▼▼▼

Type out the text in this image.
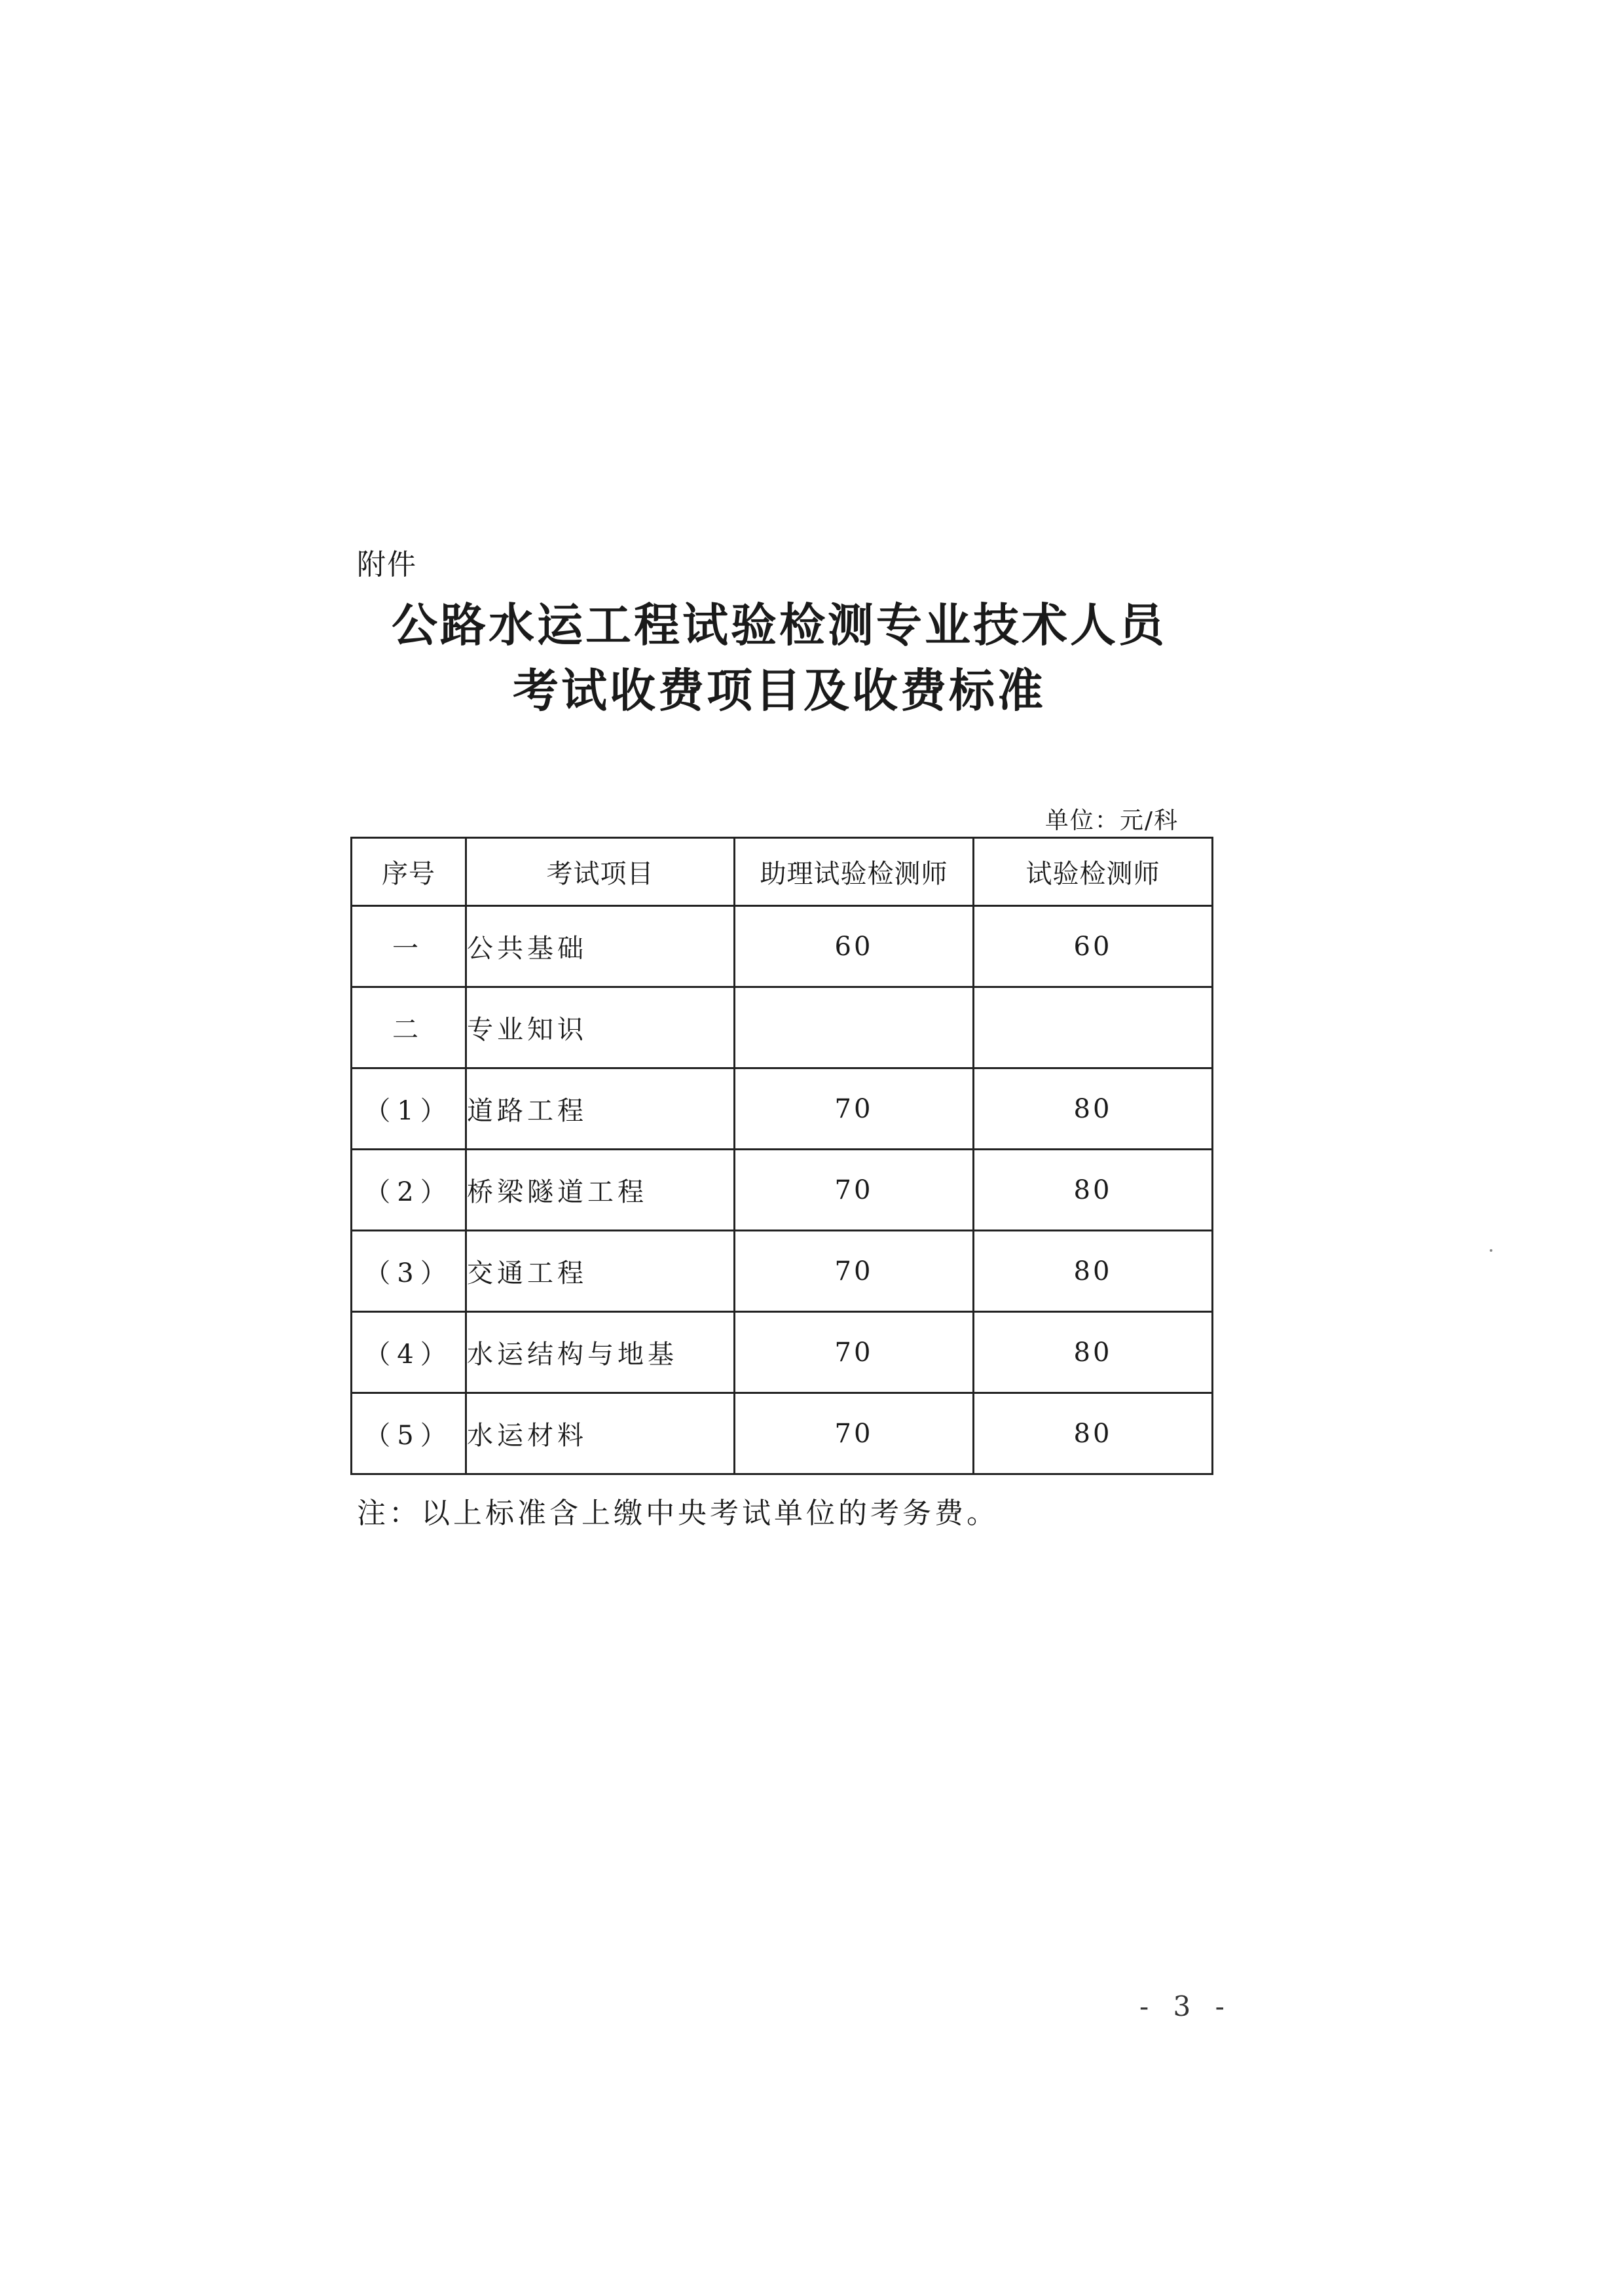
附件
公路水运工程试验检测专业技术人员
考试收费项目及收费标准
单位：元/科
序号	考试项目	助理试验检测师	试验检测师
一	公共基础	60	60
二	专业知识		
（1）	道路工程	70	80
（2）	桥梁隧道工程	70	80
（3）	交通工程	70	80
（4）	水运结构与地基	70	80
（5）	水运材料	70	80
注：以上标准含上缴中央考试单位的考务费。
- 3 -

▲▲▲
▼▼▼

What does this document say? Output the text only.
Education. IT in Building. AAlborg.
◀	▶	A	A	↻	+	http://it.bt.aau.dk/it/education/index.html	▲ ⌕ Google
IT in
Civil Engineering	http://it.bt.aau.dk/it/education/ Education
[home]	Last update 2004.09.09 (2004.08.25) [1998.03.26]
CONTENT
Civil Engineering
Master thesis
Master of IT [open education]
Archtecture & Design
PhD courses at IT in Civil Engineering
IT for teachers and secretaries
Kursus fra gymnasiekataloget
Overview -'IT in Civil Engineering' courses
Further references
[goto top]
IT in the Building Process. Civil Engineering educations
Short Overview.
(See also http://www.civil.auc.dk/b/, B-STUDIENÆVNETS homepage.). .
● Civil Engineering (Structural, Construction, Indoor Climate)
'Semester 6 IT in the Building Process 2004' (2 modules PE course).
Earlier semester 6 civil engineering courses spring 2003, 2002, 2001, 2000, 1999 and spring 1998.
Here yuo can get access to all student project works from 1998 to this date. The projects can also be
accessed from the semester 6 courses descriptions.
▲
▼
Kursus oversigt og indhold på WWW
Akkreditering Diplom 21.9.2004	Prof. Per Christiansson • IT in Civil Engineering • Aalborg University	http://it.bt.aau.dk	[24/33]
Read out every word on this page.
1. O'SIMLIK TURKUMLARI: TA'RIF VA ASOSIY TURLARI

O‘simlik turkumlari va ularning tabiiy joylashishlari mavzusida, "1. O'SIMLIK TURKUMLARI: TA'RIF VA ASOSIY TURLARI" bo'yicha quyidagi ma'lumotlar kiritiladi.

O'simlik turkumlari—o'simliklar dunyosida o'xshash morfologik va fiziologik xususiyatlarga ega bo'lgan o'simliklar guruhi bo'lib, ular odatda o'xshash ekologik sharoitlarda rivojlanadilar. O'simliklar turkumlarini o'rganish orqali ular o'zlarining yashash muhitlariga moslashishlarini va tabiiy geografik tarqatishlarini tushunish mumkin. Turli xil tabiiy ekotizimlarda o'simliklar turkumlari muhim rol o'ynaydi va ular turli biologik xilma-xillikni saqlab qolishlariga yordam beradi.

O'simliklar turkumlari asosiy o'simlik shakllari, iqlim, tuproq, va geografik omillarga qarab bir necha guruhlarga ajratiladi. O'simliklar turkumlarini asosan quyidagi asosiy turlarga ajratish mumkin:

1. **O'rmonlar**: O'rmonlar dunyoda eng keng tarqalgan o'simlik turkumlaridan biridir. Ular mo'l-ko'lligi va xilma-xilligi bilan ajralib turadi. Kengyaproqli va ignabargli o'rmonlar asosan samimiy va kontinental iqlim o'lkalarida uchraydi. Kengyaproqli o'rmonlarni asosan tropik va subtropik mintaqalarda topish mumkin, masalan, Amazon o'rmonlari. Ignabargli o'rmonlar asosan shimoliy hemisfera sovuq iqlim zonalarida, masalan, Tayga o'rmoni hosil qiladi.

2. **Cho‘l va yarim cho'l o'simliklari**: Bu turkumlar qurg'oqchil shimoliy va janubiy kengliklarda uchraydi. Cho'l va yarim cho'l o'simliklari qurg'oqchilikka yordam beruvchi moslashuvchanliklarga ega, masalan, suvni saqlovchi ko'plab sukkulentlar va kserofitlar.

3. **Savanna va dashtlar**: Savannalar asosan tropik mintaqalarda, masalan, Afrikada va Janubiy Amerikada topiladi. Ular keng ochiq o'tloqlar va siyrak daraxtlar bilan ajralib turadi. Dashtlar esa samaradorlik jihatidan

▲▲▲
▼▼▼

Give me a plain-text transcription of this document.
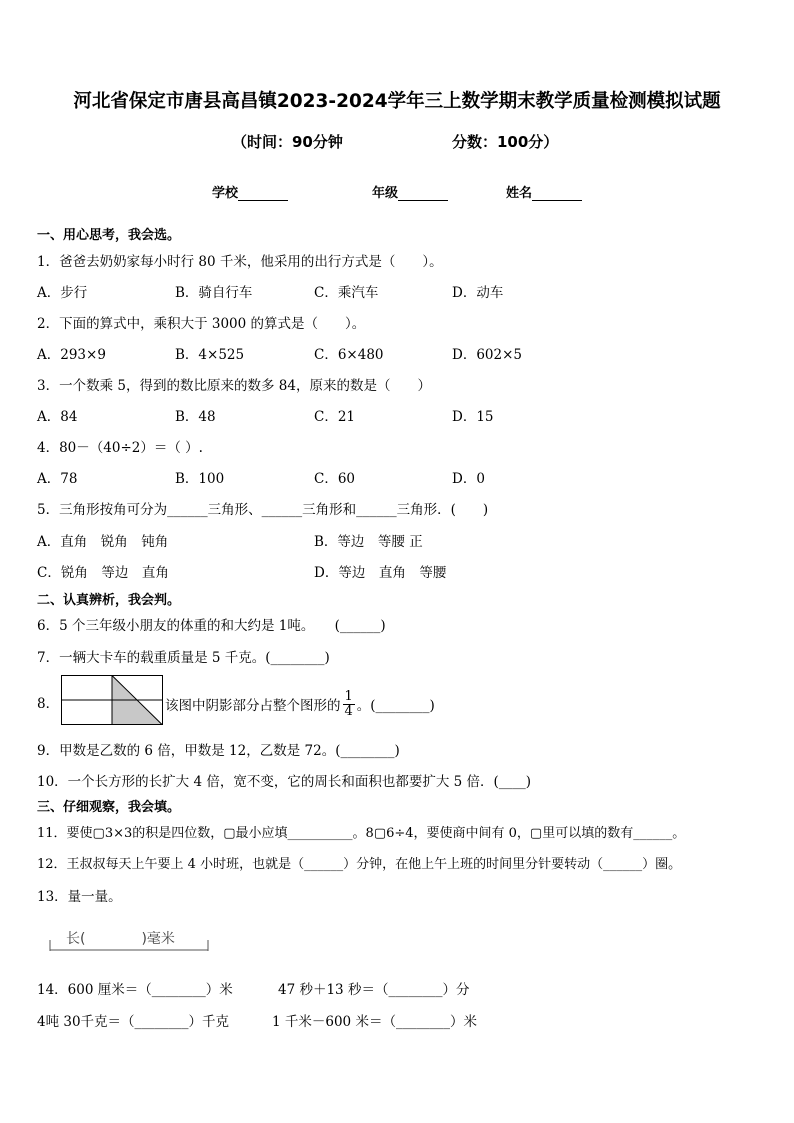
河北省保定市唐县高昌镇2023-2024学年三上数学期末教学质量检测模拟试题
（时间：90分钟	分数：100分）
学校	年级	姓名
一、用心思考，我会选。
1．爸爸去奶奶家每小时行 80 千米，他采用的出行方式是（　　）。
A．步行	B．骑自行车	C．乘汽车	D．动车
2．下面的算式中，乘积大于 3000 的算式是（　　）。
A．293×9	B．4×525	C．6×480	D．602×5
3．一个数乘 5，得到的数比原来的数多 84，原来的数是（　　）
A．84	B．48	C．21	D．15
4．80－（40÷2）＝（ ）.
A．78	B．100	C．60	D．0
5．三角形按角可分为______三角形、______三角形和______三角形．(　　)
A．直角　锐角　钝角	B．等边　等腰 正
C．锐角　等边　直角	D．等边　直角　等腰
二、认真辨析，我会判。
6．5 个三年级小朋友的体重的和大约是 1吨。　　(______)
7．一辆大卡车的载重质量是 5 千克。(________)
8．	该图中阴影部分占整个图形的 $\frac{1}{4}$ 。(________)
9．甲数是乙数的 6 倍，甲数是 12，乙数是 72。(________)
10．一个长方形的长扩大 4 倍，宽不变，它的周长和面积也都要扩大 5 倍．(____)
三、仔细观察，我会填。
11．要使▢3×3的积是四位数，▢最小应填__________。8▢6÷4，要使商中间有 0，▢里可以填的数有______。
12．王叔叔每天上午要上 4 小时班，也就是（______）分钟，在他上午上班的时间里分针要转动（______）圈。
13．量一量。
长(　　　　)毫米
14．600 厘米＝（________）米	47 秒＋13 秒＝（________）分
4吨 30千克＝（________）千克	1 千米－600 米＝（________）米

▲▲▲

WHAT TO DO – Extract every line containing the string "also" from the material.

TASK OUTPUT –
(See also http://www.civil.auc.dk/b/, B-STUDIENÆVNETS homepage.). .
Here yuo can get access to all student project works from 1998 to this date. The projects can also be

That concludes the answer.